• **Given data**:
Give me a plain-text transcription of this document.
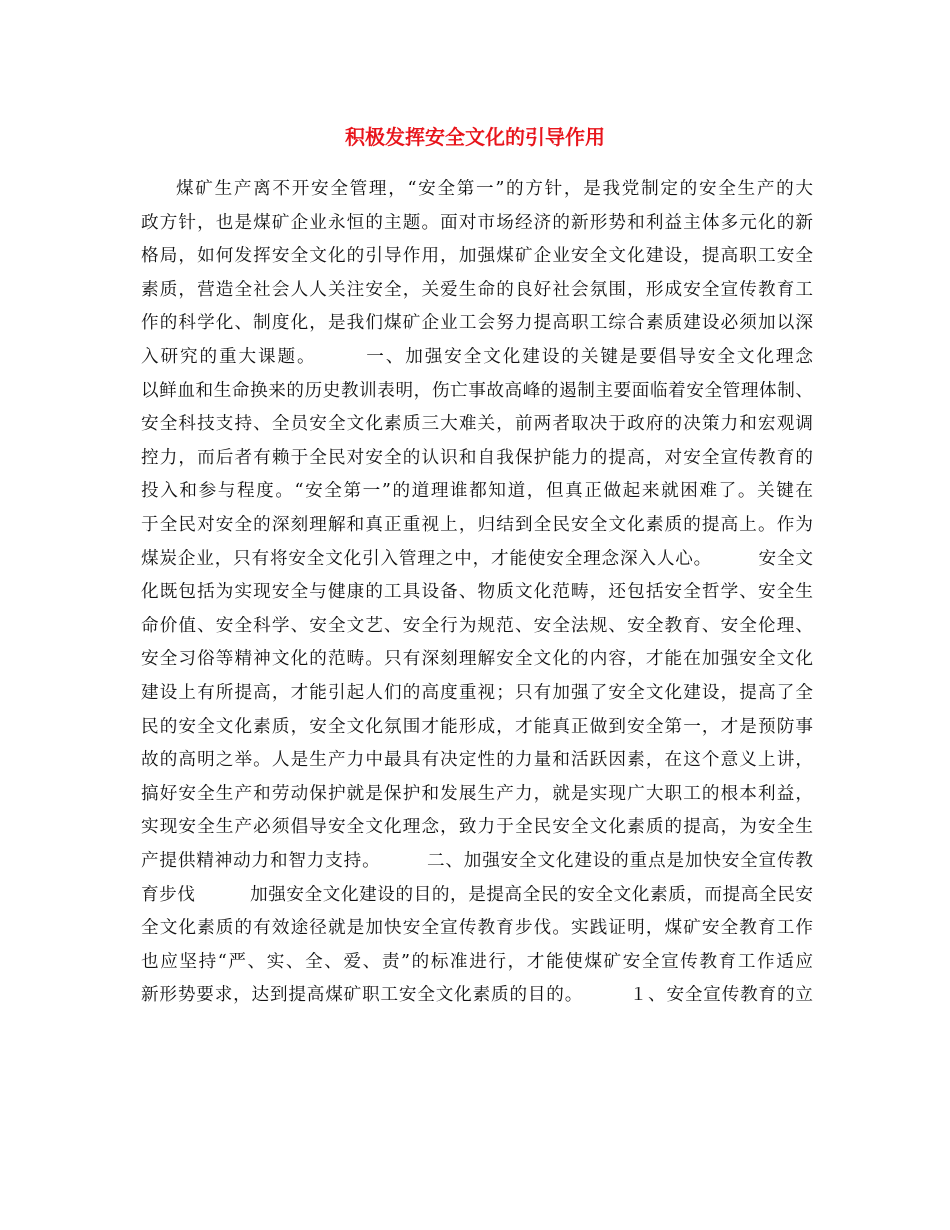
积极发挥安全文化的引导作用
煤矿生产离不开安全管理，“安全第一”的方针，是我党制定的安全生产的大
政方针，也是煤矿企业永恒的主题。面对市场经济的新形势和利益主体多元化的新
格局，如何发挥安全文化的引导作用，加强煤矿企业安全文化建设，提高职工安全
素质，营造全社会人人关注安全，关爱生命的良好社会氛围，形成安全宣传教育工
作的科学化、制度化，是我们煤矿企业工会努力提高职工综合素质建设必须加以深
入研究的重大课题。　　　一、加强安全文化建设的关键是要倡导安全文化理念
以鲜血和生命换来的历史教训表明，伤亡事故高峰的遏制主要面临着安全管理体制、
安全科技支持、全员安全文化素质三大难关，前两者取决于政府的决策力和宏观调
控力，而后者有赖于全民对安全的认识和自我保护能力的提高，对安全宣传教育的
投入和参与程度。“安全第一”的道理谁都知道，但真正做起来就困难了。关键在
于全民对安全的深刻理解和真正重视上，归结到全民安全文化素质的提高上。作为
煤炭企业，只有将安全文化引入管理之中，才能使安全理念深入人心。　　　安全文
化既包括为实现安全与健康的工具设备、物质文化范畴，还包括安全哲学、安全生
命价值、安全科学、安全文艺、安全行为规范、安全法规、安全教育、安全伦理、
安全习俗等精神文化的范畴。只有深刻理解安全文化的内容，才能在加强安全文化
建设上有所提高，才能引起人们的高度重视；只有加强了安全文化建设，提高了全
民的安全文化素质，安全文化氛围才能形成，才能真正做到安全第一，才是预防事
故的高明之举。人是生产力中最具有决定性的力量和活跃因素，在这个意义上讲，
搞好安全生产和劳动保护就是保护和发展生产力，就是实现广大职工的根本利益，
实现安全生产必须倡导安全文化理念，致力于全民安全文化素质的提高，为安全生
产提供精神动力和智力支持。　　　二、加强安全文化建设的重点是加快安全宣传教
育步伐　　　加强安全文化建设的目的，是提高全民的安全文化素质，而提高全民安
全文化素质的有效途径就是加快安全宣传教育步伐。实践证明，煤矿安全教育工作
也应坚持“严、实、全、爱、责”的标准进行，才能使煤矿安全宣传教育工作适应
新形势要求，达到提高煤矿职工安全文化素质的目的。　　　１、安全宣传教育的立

• **What the exercise asks**: Return the records exactly. Don't carry the pictures over.

• **The response**:
Give me a plain-text transcription of this document.
积极发挥安全文化的引导作用
煤矿生产离不开安全管理，“安全第一”的方针，是我党制定的安全生产的大
政方针，也是煤矿企业永恒的主题。面对市场经济的新形势和利益主体多元化的新
格局，如何发挥安全文化的引导作用，加强煤矿企业安全文化建设，提高职工安全
素质，营造全社会人人关注安全，关爱生命的良好社会氛围，形成安全宣传教育工
作的科学化、制度化，是我们煤矿企业工会努力提高职工综合素质建设必须加以深
入研究的重大课题。　　　一、加强安全文化建设的关键是要倡导安全文化理念
以鲜血和生命换来的历史教训表明，伤亡事故高峰的遏制主要面临着安全管理体制、
安全科技支持、全员安全文化素质三大难关，前两者取决于政府的决策力和宏观调
控力，而后者有赖于全民对安全的认识和自我保护能力的提高，对安全宣传教育的
投入和参与程度。“安全第一”的道理谁都知道，但真正做起来就困难了。关键在
于全民对安全的深刻理解和真正重视上，归结到全民安全文化素质的提高上。作为
煤炭企业，只有将安全文化引入管理之中，才能使安全理念深入人心。　　　安全文
化既包括为实现安全与健康的工具设备、物质文化范畴，还包括安全哲学、安全生
命价值、安全科学、安全文艺、安全行为规范、安全法规、安全教育、安全伦理、
安全习俗等精神文化的范畴。只有深刻理解安全文化的内容，才能在加强安全文化
建设上有所提高，才能引起人们的高度重视；只有加强了安全文化建设，提高了全
民的安全文化素质，安全文化氛围才能形成，才能真正做到安全第一，才是预防事
故的高明之举。人是生产力中最具有决定性的力量和活跃因素，在这个意义上讲，
搞好安全生产和劳动保护就是保护和发展生产力，就是实现广大职工的根本利益，
实现安全生产必须倡导安全文化理念，致力于全民安全文化素质的提高，为安全生
产提供精神动力和智力支持。　　　二、加强安全文化建设的重点是加快安全宣传教
育步伐　　　加强安全文化建设的目的，是提高全民的安全文化素质，而提高全民安
全文化素质的有效途径就是加快安全宣传教育步伐。实践证明，煤矿安全教育工作
也应坚持“严、实、全、爱、责”的标准进行，才能使煤矿安全宣传教育工作适应
新形势要求，达到提高煤矿职工安全文化素质的目的。　　　１、安全宣传教育的立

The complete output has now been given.